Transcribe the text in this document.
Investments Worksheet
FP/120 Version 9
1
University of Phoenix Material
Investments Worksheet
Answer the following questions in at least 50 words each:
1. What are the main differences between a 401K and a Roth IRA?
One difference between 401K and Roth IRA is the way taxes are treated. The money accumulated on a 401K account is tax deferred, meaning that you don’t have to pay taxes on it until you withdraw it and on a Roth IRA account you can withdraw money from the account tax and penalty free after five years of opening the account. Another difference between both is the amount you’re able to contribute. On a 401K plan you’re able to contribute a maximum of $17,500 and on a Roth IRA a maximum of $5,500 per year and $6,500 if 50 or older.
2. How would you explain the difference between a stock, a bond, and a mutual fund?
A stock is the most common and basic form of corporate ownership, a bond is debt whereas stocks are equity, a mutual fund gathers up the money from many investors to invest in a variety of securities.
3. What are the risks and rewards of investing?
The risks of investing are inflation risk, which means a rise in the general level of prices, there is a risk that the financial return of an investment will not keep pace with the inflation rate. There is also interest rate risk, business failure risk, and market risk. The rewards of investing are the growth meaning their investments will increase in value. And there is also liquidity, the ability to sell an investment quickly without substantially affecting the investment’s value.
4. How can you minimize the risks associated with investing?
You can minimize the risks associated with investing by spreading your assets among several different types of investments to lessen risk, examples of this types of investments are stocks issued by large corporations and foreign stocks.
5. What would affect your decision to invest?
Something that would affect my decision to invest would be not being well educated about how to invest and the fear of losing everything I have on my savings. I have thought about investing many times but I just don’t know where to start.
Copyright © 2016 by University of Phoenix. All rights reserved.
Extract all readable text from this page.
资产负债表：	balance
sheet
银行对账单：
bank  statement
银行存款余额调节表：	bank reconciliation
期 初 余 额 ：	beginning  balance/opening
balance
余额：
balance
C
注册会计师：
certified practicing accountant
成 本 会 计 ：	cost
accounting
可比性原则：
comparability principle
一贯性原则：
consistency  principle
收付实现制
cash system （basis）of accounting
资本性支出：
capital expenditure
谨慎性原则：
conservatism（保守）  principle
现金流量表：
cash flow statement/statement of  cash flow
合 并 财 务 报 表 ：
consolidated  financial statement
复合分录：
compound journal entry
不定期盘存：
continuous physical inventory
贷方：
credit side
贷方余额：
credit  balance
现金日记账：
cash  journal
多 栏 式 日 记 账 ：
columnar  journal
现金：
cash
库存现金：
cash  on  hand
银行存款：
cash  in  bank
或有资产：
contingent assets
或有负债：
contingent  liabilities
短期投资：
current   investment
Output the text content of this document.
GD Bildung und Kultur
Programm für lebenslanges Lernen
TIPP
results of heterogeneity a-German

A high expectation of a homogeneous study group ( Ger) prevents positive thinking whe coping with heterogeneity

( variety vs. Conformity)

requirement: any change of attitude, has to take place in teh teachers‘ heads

WRITTEN TASK> Word for word, extract all the records.

REPLY>
Transcribe the text in this document.
Investments Worksheet
FP/120 Version 9
1
University of Phoenix Material
Investments Worksheet
Answer the following questions in at least 50 words each:
1. What are the main differences between a 401K and a Roth IRA?
One difference between 401K and Roth IRA is the way taxes are treated. The money accumulated on a 401K account is tax deferred, meaning that you don’t have to pay taxes on it until you withdraw it and on a Roth IRA account you can withdraw money from the account tax and penalty free after five years of opening the account. Another difference between both is the amount you’re able to contribute. On a 401K plan you’re able to contribute a maximum of $17,500 and on a Roth IRA a maximum of $5,500 per year and $6,500 if 50 or older.
2. How would you explain the difference between a stock, a bond, and a mutual fund?
A stock is the most common and basic form of corporate ownership, a bond is debt whereas stocks are equity, a mutual fund gathers up the money from many investors to invest in a variety of securities.
3. What are the risks and rewards of investing?
The risks of investing are inflation risk, which means a rise in the general level of prices, there is a risk that the financial return of an investment will not keep pace with the inflation rate. There is also interest rate risk, business failure risk, and market risk. The rewards of investing are the growth meaning their investments will increase in value. And there is also liquidity, the ability to sell an investment quickly without substantially affecting the investment’s value.
4. How can you minimize the risks associated with investing?
You can minimize the risks associated with investing by spreading your assets among several different types of investments to lessen risk, examples of this types of investments are stocks issued by large corporations and foreign stocks.
5. What would affect your decision to invest?
Something that would affect my decision to invest would be not being well educated about how to invest and the fear of losing everything I have on my savings. I have thought about investing many times but I just don’t know where to start.
Copyright © 2016 by University of Phoenix. All rights reserved.
Extract all readable text from this page.
资产负债表：	balance
sheet
银行对账单：
bank  statement
银行存款余额调节表：	bank reconciliation
期 初 余 额 ：	beginning  balance/opening
balance
余额：
balance
C
注册会计师：
certified practicing accountant
成 本 会 计 ：	cost
accounting
可比性原则：
comparability principle
一贯性原则：
consistency  principle
收付实现制
cash system （basis）of accounting
资本性支出：
capital expenditure
谨慎性原则：
conservatism（保守）  principle
现金流量表：
cash flow statement/statement of  cash flow
合 并 财 务 报 表 ：
consolidated  financial statement
复合分录：
compound journal entry
不定期盘存：
continuous physical inventory
贷方：
credit side
贷方余额：
credit  balance
现金日记账：
cash  journal
多 栏 式 日 记 账 ：
columnar  journal
现金：
cash
库存现金：
cash  on  hand
银行存款：
cash  in  bank
或有资产：
contingent assets
或有负债：
contingent  liabilities
短期投资：
current   investment
Output the text content of this document.
GD Bildung und Kultur
Programm für lebenslanges Lernen
TIPP
results of heterogeneity a-German

A high expectation of a homogeneous study group ( Ger) prevents positive thinking whe coping with heterogeneity

( variety vs. Conformity)

requirement: any change of attitude, has to take place in teh teachers‘ heads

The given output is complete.